---- DATA PROVIDED

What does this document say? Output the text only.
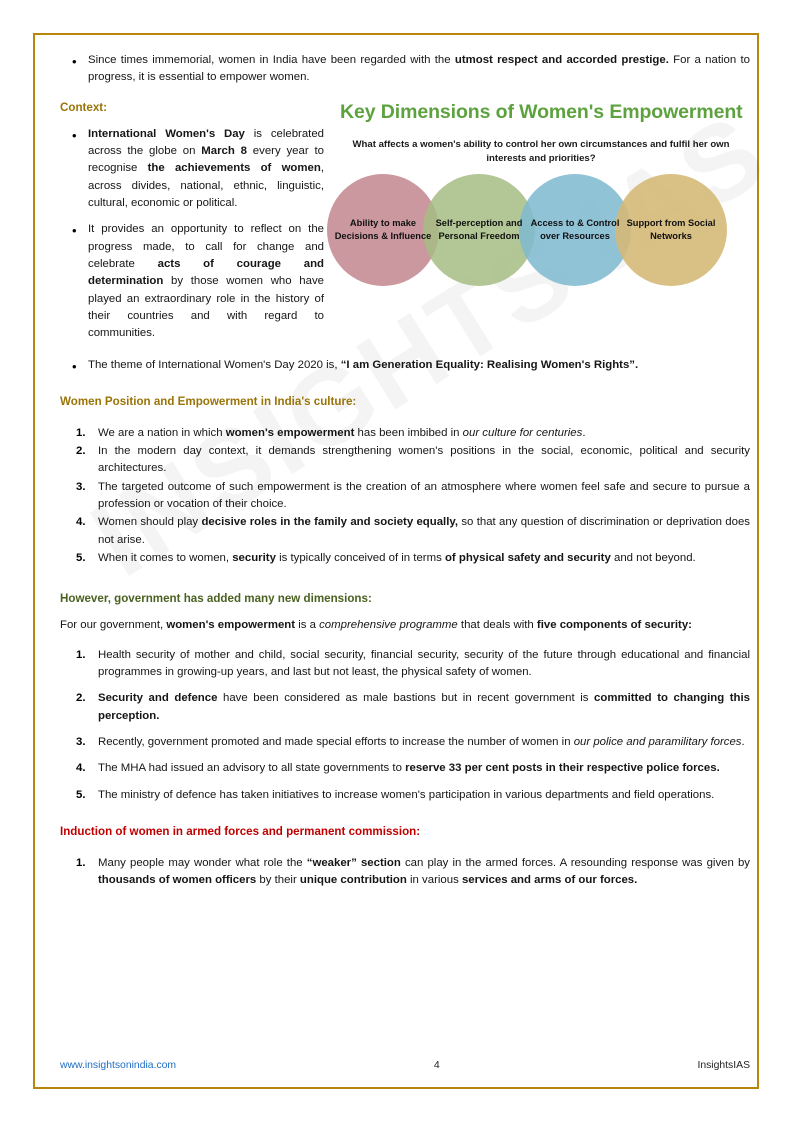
•	Since times immemorial, women in India have been regarded with the utmost respect and accorded prestige. For a nation to progress, it is essential to empower women.
Context:
•	International Women's Day is celebrated across the globe on March 8 every year to recognise the achievements of women, across divides, national, ethnic, linguistic, cultural, economic or political.
•	It provides an opportunity to reflect on the progress made, to call for change and celebrate acts of courage and determination by those women who have played an extraordinary role in the history of their countries and with regard to communities.
Key Dimensions of Women's Empowerment
What affects a women's ability to control her own circumstances and fulfil her own interests and priorities?
Ability to make Decisions & Influence
Self-perception and Personal Freedom
Access to & Control over Resources
Support from Social Networks
•	The theme of International Women's Day 2020 is, “I am Generation Equality: Realising Women's Rights”.
Women Position and Empowerment in India's culture:
1.	We are a nation in which women's empowerment has been imbibed in our culture for centuries.
2.	In the modern day context, it demands strengthening women's positions in the social, economic, political and security architectures.
3.	The targeted outcome of such empowerment is the creation of an atmosphere where women feel safe and secure to pursue a profession or vocation of their choice.
4.	Women should play decisive roles in the family and society equally, so that any question of discrimination or deprivation does not arise.
5.	When it comes to women, security is typically conceived of in terms of physical safety and security and not beyond.
However, government has added many new dimensions:
For our government, women's empowerment is a comprehensive programme that deals with five components of security:
1.	Health security of mother and child, social security, financial security, security of the future through educational and financial programmes in growing-up years, and last but not least, the physical safety of women.
2.	Security and defence have been considered as male bastions but in recent government is committed to changing this perception.
3.	Recently, government promoted and made special efforts to increase the number of women in our police and paramilitary forces.
4.	The MHA had issued an advisory to all state governments to reserve 33 per cent posts in their respective police forces.
5.	The ministry of defence has taken initiatives to increase women's participation in various departments and field operations.
Induction of women in armed forces and permanent commission:
1.	Many people may wonder what role the “weaker” section can play in the armed forces. A resounding response was given by thousands of women officers by their unique contribution in various services and arms of our forces.
www.insightsonindia.com	4	InsightsIAS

--------

**DIRECTIVE:**
Write out each entry exactly as given, but skip the pictures.

**CORRECT ANSWER:**
What does this document say? Output the text only.
•	Since times immemorial, women in India have been regarded with the utmost respect and accorded prestige. For a nation to progress, it is essential to empower women.
Context:
•	International Women's Day is celebrated across the globe on March 8 every year to recognise the achievements of women, across divides, national, ethnic, linguistic, cultural, economic or political.
•	It provides an opportunity to reflect on the progress made, to call for change and celebrate acts of courage and determination by those women who have played an extraordinary role in the history of their countries and with regard to communities.
Key Dimensions of Women's Empowerment
What affects a women's ability to control her own circumstances and fulfil her own interests and priorities?
Ability to make Decisions & Influence
Self-perception and Personal Freedom
Access to & Control over Resources
Support from Social Networks
•	The theme of International Women's Day 2020 is, “I am Generation Equality: Realising Women's Rights”.
Women Position and Empowerment in India's culture:
1.	We are a nation in which women's empowerment has been imbibed in our culture for centuries.
2.	In the modern day context, it demands strengthening women's positions in the social, economic, political and security architectures.
3.	The targeted outcome of such empowerment is the creation of an atmosphere where women feel safe and secure to pursue a profession or vocation of their choice.
4.	Women should play decisive roles in the family and society equally, so that any question of discrimination or deprivation does not arise.
5.	When it comes to women, security is typically conceived of in terms of physical safety and security and not beyond.
However, government has added many new dimensions:
For our government, women's empowerment is a comprehensive programme that deals with five components of security:
1.	Health security of mother and child, social security, financial security, security of the future through educational and financial programmes in growing-up years, and last but not least, the physical safety of women.
2.	Security and defence have been considered as male bastions but in recent government is committed to changing this perception.
3.	Recently, government promoted and made special efforts to increase the number of women in our police and paramilitary forces.
4.	The MHA had issued an advisory to all state governments to reserve 33 per cent posts in their respective police forces.
5.	The ministry of defence has taken initiatives to increase women's participation in various departments and field operations.
Induction of women in armed forces and permanent commission:
1.	Many people may wonder what role the “weaker” section can play in the armed forces. A resounding response was given by thousands of women officers by their unique contribution in various services and arms of our forces.
www.insightsonindia.com	4	InsightsIAS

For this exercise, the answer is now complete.